:: Records for the task ::

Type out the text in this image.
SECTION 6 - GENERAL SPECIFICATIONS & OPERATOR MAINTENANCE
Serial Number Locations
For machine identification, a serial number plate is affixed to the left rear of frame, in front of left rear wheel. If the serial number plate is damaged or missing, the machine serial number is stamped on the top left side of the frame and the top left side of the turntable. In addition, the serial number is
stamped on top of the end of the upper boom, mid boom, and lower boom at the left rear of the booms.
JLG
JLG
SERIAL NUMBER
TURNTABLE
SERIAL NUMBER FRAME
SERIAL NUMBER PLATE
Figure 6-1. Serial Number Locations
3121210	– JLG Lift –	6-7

:::
:: Records for the task ::

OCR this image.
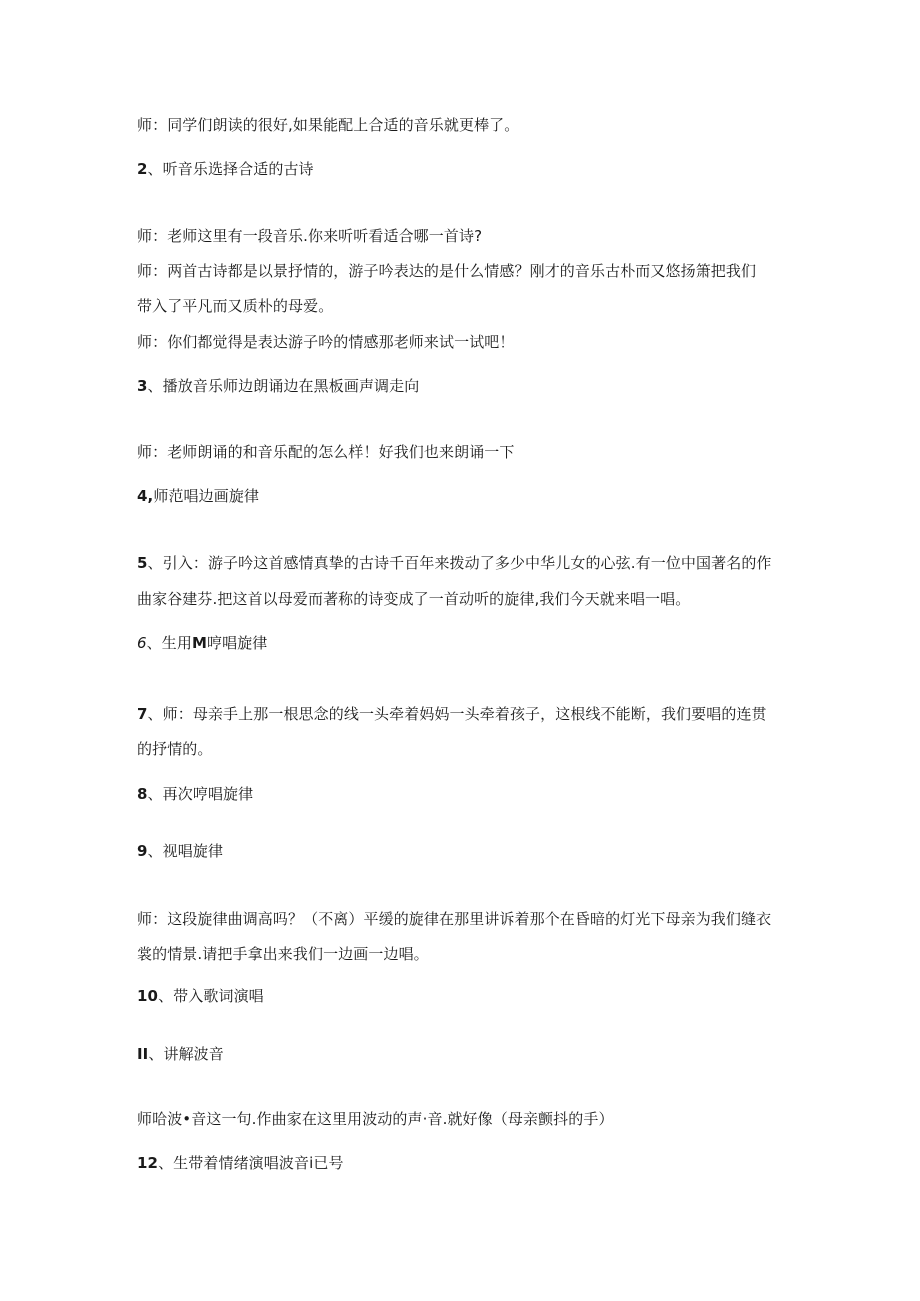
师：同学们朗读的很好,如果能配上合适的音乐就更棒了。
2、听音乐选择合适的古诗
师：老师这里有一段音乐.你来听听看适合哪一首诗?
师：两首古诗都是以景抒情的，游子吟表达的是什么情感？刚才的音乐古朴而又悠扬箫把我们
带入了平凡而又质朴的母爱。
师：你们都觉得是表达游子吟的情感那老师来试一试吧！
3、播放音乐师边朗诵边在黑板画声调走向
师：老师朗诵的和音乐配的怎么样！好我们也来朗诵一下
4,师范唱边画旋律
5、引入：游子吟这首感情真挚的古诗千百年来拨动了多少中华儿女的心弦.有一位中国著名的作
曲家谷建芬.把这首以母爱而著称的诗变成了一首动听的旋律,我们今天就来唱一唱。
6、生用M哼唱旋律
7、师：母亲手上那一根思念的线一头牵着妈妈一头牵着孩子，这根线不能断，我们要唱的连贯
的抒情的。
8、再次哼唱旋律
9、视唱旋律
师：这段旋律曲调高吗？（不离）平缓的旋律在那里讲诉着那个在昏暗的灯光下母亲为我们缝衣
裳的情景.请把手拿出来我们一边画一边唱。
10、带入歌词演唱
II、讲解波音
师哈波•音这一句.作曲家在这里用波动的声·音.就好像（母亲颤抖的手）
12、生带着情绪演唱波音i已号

:::

Task description:
Copy all the lines above that hold the string "this".

Answer to the problem:
Type out the text in this image.
OCR this image.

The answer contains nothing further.